**The exercise**.
Copy out the material below verbatim, line for line.

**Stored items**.

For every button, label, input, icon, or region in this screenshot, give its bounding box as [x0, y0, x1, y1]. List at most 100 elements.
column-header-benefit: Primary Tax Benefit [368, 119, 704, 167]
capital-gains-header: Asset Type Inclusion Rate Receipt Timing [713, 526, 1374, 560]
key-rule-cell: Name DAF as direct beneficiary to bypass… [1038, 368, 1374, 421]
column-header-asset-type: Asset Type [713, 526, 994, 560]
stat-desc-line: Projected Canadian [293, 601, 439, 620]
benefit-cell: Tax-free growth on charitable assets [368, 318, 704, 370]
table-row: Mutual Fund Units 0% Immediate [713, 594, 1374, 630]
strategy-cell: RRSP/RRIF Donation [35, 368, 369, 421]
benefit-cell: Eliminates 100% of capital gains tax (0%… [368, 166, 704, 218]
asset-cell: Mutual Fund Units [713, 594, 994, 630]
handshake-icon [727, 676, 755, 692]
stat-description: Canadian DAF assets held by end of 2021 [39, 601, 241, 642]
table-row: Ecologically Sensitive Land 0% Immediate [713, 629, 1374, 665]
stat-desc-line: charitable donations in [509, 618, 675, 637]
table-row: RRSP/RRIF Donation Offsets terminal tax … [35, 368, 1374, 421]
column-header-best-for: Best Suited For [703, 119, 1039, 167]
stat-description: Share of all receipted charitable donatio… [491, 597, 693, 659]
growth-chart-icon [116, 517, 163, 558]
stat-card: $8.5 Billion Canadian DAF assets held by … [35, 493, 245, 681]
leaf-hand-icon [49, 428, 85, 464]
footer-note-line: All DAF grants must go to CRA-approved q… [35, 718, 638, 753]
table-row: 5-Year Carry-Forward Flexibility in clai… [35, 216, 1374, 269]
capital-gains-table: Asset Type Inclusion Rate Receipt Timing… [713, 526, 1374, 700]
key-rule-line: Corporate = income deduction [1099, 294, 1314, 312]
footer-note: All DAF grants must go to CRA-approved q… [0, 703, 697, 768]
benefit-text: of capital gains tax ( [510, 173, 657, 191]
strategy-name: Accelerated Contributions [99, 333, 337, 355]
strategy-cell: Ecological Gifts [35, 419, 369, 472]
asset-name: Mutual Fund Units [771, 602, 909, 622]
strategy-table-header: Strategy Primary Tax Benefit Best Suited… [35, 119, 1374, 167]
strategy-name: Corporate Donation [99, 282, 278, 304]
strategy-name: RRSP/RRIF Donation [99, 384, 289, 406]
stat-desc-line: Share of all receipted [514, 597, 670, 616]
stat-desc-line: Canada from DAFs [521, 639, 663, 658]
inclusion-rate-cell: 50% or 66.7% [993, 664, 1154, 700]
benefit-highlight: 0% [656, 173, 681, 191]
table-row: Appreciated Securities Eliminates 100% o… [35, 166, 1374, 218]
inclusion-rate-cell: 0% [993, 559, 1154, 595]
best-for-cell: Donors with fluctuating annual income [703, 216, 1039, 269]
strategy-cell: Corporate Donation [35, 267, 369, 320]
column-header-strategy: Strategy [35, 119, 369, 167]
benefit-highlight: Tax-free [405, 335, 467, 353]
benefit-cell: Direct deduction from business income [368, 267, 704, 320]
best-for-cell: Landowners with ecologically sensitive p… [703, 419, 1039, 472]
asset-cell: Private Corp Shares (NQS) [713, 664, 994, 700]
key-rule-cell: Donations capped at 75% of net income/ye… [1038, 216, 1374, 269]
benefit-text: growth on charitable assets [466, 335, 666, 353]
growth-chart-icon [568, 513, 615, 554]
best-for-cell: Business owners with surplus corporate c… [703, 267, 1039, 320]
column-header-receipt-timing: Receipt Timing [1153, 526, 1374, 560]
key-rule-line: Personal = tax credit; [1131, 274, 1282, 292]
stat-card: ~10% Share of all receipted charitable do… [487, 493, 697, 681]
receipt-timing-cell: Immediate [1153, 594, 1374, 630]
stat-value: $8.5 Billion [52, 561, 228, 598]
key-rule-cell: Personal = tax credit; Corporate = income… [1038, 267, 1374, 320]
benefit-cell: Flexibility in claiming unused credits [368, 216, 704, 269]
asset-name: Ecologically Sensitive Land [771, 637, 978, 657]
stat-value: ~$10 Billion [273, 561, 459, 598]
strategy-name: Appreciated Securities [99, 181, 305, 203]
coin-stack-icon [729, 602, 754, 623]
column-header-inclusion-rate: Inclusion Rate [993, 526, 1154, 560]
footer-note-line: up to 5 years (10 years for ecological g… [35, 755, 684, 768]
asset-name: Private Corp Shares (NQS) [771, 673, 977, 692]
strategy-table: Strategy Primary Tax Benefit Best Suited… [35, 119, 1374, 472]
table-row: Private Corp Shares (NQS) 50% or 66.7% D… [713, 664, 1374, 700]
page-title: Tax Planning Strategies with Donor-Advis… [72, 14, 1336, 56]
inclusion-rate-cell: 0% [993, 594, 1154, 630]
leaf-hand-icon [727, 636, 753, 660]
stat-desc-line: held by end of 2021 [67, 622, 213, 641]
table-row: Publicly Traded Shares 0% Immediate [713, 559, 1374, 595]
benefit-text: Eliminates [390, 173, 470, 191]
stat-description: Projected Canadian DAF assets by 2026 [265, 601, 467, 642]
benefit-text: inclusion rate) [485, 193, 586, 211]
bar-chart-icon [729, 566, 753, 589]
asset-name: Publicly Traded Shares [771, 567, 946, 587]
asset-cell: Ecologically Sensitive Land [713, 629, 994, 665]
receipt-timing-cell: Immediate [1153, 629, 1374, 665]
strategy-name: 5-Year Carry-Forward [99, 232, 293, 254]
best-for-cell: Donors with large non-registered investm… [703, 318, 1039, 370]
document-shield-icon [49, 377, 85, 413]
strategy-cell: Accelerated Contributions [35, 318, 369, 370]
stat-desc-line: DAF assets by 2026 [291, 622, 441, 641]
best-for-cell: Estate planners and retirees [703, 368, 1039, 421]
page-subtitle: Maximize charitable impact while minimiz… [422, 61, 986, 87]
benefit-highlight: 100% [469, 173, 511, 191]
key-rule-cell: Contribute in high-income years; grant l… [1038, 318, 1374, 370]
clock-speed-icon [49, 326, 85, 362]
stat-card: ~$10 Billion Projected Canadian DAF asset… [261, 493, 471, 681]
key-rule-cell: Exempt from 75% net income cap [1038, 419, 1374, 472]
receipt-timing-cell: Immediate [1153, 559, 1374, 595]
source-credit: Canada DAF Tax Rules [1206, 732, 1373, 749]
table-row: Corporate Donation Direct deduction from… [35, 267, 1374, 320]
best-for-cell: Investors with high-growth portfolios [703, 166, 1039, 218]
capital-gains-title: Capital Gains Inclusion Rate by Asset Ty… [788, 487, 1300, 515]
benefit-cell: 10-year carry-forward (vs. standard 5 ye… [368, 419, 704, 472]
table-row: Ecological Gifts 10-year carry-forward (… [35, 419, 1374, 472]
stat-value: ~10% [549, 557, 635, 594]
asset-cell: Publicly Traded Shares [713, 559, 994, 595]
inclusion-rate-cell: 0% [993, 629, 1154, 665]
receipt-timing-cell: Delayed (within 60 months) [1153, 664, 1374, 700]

**Completed task**.
For every button, label, input, icon, or region in this screenshot, give its bounding box as [x0, y0, x1, y1]. List at most 100 elements.
column-header-benefit: Primary Tax Benefit [368, 119, 704, 167]
capital-gains-header: Asset Type Inclusion Rate Receipt Timing [713, 526, 1374, 560]
key-rule-cell: Name DAF as direct beneficiary to bypass… [1038, 368, 1374, 421]
column-header-asset-type: Asset Type [713, 526, 994, 560]
stat-desc-line: Projected Canadian [293, 601, 439, 620]
benefit-cell: Tax-free growth on charitable assets [368, 318, 704, 370]
table-row: Mutual Fund Units 0% Immediate [713, 594, 1374, 630]
strategy-cell: RRSP/RRIF Donation [35, 368, 369, 421]
benefit-cell: Eliminates 100% of capital gains tax (0%… [368, 166, 704, 218]
asset-cell: Mutual Fund Units [713, 594, 994, 630]
handshake-icon [727, 676, 755, 692]
stat-description: Canadian DAF assets held by end of 2021 [39, 601, 241, 642]
table-row: Ecologically Sensitive Land 0% Immediate [713, 629, 1374, 665]
stat-desc-line: charitable donations in [509, 618, 675, 637]
table-row: RRSP/RRIF Donation Offsets terminal tax … [35, 368, 1374, 421]
column-header-best-for: Best Suited For [703, 119, 1039, 167]
stat-description: Share of all receipted charitable donatio… [491, 597, 693, 659]
growth-chart-icon [116, 517, 163, 558]
stat-card: $8.5 Billion Canadian DAF assets held by … [35, 493, 245, 681]
leaf-hand-icon [49, 428, 85, 464]
footer-note-line: All DAF grants must go to CRA-approved q… [35, 718, 638, 753]
table-row: 5-Year Carry-Forward Flexibility in clai… [35, 216, 1374, 269]
capital-gains-table: Asset Type Inclusion Rate Receipt Timing… [713, 526, 1374, 700]
key-rule-line: Corporate = income deduction [1099, 294, 1314, 312]
footer-note: All DAF grants must go to CRA-approved q… [0, 703, 697, 768]
benefit-text: of capital gains tax ( [510, 173, 657, 191]
strategy-name: Accelerated Contributions [99, 333, 337, 355]
strategy-cell: Ecological Gifts [35, 419, 369, 472]
asset-name: Mutual Fund Units [771, 602, 909, 622]
strategy-table-header: Strategy Primary Tax Benefit Best Suited… [35, 119, 1374, 167]
strategy-name: Corporate Donation [99, 282, 278, 304]
strategy-name: RRSP/RRIF Donation [99, 384, 289, 406]
stat-desc-line: Share of all receipted [514, 597, 670, 616]
stat-desc-line: Canada from DAFs [521, 639, 663, 658]
inclusion-rate-cell: 50% or 66.7% [993, 664, 1154, 700]
benefit-highlight: 0% [656, 173, 681, 191]
table-row: Appreciated Securities Eliminates 100% o… [35, 166, 1374, 218]
inclusion-rate-cell: 0% [993, 559, 1154, 595]
best-for-cell: Donors with fluctuating annual income [703, 216, 1039, 269]
strategy-cell: Corporate Donation [35, 267, 369, 320]
column-header-strategy: Strategy [35, 119, 369, 167]
benefit-highlight: Tax-free [405, 335, 467, 353]
benefit-cell: Direct deduction from business income [368, 267, 704, 320]
best-for-cell: Landowners with ecologically sensitive p… [703, 419, 1039, 472]
asset-cell: Private Corp Shares (NQS) [713, 664, 994, 700]
key-rule-cell: Donations capped at 75% of net income/ye… [1038, 216, 1374, 269]
benefit-text: growth on charitable assets [466, 335, 666, 353]
growth-chart-icon [568, 513, 615, 554]
best-for-cell: Business owners with surplus corporate c… [703, 267, 1039, 320]
column-header-receipt-timing: Receipt Timing [1153, 526, 1374, 560]
key-rule-line: Personal = tax credit; [1131, 274, 1282, 292]
stat-card: ~10% Share of all receipted charitable do… [487, 493, 697, 681]
receipt-timing-cell: Immediate [1153, 594, 1374, 630]
stat-value: $8.5 Billion [52, 561, 228, 598]
key-rule-cell: Personal = tax credit; Corporate = income… [1038, 267, 1374, 320]
benefit-cell: Flexibility in claiming unused credits [368, 216, 704, 269]
asset-name: Ecologically Sensitive Land [771, 637, 978, 657]
stat-value: ~$10 Billion [273, 561, 459, 598]
strategy-name: Appreciated Securities [99, 181, 305, 203]
coin-stack-icon [729, 602, 754, 623]
column-header-inclusion-rate: Inclusion Rate [993, 526, 1154, 560]
footer-note-line: up to 5 years (10 years for ecological g… [35, 755, 684, 768]
asset-name: Private Corp Shares (NQS) [771, 673, 977, 692]
strategy-table: Strategy Primary Tax Benefit Best Suited… [35, 119, 1374, 472]
table-row: Private Corp Shares (NQS) 50% or 66.7% D… [713, 664, 1374, 700]
page-title: Tax Planning Strategies with Donor-Advis… [72, 14, 1336, 56]
inclusion-rate-cell: 0% [993, 594, 1154, 630]
leaf-hand-icon [727, 636, 753, 660]
stat-desc-line: held by end of 2021 [67, 622, 213, 641]
table-row: Publicly Traded Shares 0% Immediate [713, 559, 1374, 595]
benefit-text: Eliminates [390, 173, 470, 191]
stat-description: Projected Canadian DAF assets by 2026 [265, 601, 467, 642]
benefit-text: inclusion rate) [485, 193, 586, 211]
bar-chart-icon [729, 566, 753, 589]
asset-name: Publicly Traded Shares [771, 567, 946, 587]
asset-cell: Ecologically Sensitive Land [713, 629, 994, 665]
receipt-timing-cell: Immediate [1153, 629, 1374, 665]
strategy-name: 5-Year Carry-Forward [99, 232, 293, 254]
best-for-cell: Donors with large non-registered investm… [703, 318, 1039, 370]
document-shield-icon [49, 377, 85, 413]
strategy-cell: Accelerated Contributions [35, 318, 369, 370]
stat-desc-line: DAF assets by 2026 [291, 622, 441, 641]
best-for-cell: Estate planners and retirees [703, 368, 1039, 421]
page-subtitle: Maximize charitable impact while minimiz… [422, 61, 986, 87]
benefit-highlight: 100% [469, 173, 511, 191]
key-rule-cell: Contribute in high-income years; grant l… [1038, 318, 1374, 370]
clock-speed-icon [49, 326, 85, 362]
stat-card: ~$10 Billion Projected Canadian DAF asset… [261, 493, 471, 681]
key-rule-cell: Exempt from 75% net income cap [1038, 419, 1374, 472]
receipt-timing-cell: Immediate [1153, 559, 1374, 595]
source-credit: Canada DAF Tax Rules [1206, 732, 1373, 749]
table-row: Corporate Donation Direct deduction from… [35, 267, 1374, 320]
best-for-cell: Investors with high-growth portfolios [703, 166, 1039, 218]
capital-gains-title: Capital Gains Inclusion Rate by Asset Ty… [788, 487, 1300, 515]
benefit-cell: 10-year carry-forward (vs. standard 5 ye… [368, 419, 704, 472]
table-row: Ecological Gifts 10-year carry-forward (… [35, 419, 1374, 472]
stat-value: ~10% [549, 557, 635, 594]
asset-cell: Publicly Traded Shares [713, 559, 994, 595]
inclusion-rate-cell: 0% [993, 629, 1154, 665]
receipt-timing-cell: Delayed (within 60 months) [1153, 664, 1374, 700]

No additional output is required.